[Stored dataset items]
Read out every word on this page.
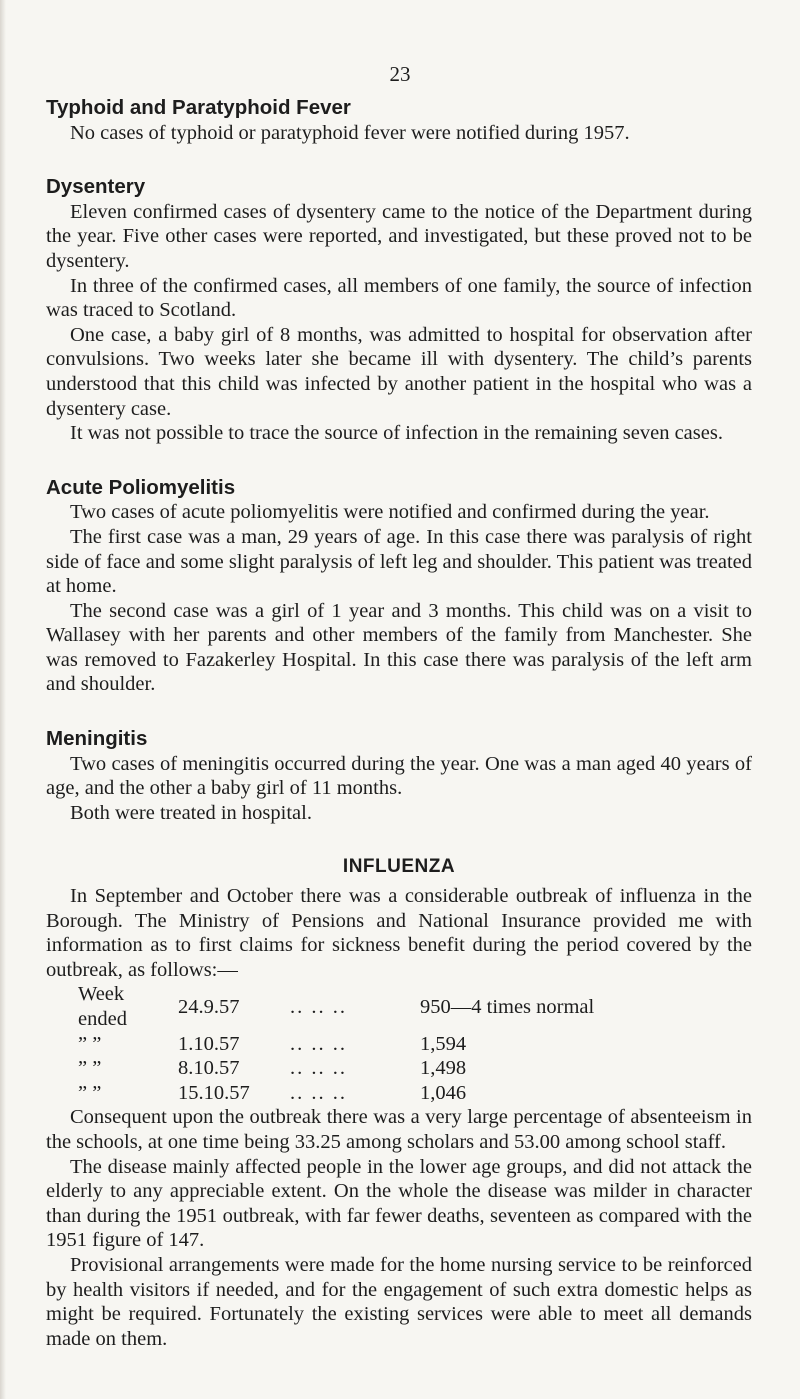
23
Typhoid and Paratyphoid Fever

No cases of typhoid or paratyphoid fever were notified during 1957.

Dysentery

Eleven confirmed cases of dysentery came to the notice of the Department during the year. Five other cases were reported, and investigated, but these proved not to be dysentery.

In three of the confirmed cases, all members of one family, the source of infection was traced to Scotland.

One case, a baby girl of 8 months, was admitted to hospital for observation after convulsions. Two weeks later she became ill with dysentery. The child’s parents understood that this child was infected by another patient in the hospital who was a dysentery case.

It was not possible to trace the source of infection in the remaining seven cases.

Acute Poliomyelitis

Two cases of acute poliomyelitis were notified and confirmed during the year.

The first case was a man, 29 years of age. In this case there was paralysis of right side of face and some slight paralysis of left leg and shoulder. This patient was treated at home.

The second case was a girl of 1 year and 3 months. This child was on a visit to Wallasey with her parents and other members of the family from Manchester. She was removed to Fazakerley Hospital. In this case there was paralysis of the left arm and shoulder.

Meningitis

Two cases of meningitis occurred during the year. One was a man aged 40 years of age, and the other a baby girl of 11 months.

Both were treated in hospital.

INFLUENZA

In September and October there was a considerable outbreak of influenza in the Borough. The Ministry of Pensions and National Insurance provided me with information as to first claims for sickness benefit during the period covered by the outbreak, as follows:—

Week ended	24.9.57	.. .. ..	950—4 times normal
” ”	1.10.57	.. .. ..	1,594
” ”	8.10.57	.. .. ..	1,498
” ”	15.10.57	.. .. ..	1,046

Consequent upon the outbreak there was a very large percentage of absenteeism in the schools, at one time being 33.25 among scholars and 53.00 among school staff.

The disease mainly affected people in the lower age groups, and did not attack the elderly to any appreciable extent. On the whole the disease was milder in character than during the 1951 outbreak, with far fewer deaths, seventeen as compared with the 1951 figure of 147.

Provisional arrangements were made for the home nursing service to be reinforced by health visitors if needed, and for the engagement of such extra domestic helps as might be required. Fortunately the existing services were able to meet all demands made on them.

**Objective:** All of the entries above should be duplicated exactly, except for the pictures.

**Exercise response:**
Read out every word on this page.
23
Typhoid and Paratyphoid Fever

No cases of typhoid or paratyphoid fever were notified during 1957.

Dysentery

Eleven confirmed cases of dysentery came to the notice of the Department during the year. Five other cases were reported, and investigated, but these proved not to be dysentery.

In three of the confirmed cases, all members of one family, the source of infection was traced to Scotland.

One case, a baby girl of 8 months, was admitted to hospital for observation after convulsions. Two weeks later she became ill with dysentery. The child’s parents understood that this child was infected by another patient in the hospital who was a dysentery case.

It was not possible to trace the source of infection in the remaining seven cases.

Acute Poliomyelitis

Two cases of acute poliomyelitis were notified and confirmed during the year.

The first case was a man, 29 years of age. In this case there was paralysis of right side of face and some slight paralysis of left leg and shoulder. This patient was treated at home.

The second case was a girl of 1 year and 3 months. This child was on a visit to Wallasey with her parents and other members of the family from Manchester. She was removed to Fazakerley Hospital. In this case there was paralysis of the left arm and shoulder.

Meningitis

Two cases of meningitis occurred during the year. One was a man aged 40 years of age, and the other a baby girl of 11 months.

Both were treated in hospital.

INFLUENZA

In September and October there was a considerable outbreak of influenza in the Borough. The Ministry of Pensions and National Insurance provided me with information as to first claims for sickness benefit during the period covered by the outbreak, as follows:—

Week ended	24.9.57	.. .. ..	950—4 times normal
” ”	1.10.57	.. .. ..	1,594
” ”	8.10.57	.. .. ..	1,498
” ”	15.10.57	.. .. ..	1,046

Consequent upon the outbreak there was a very large percentage of absenteeism in the schools, at one time being 33.25 among scholars and 53.00 among school staff.

The disease mainly affected people in the lower age groups, and did not attack the elderly to any appreciable extent. On the whole the disease was milder in character than during the 1951 outbreak, with far fewer deaths, seventeen as compared with the 1951 figure of 147.

Provisional arrangements were made for the home nursing service to be reinforced by health visitors if needed, and for the engagement of such extra domestic helps as might be required. Fortunately the existing services were able to meet all demands made on them.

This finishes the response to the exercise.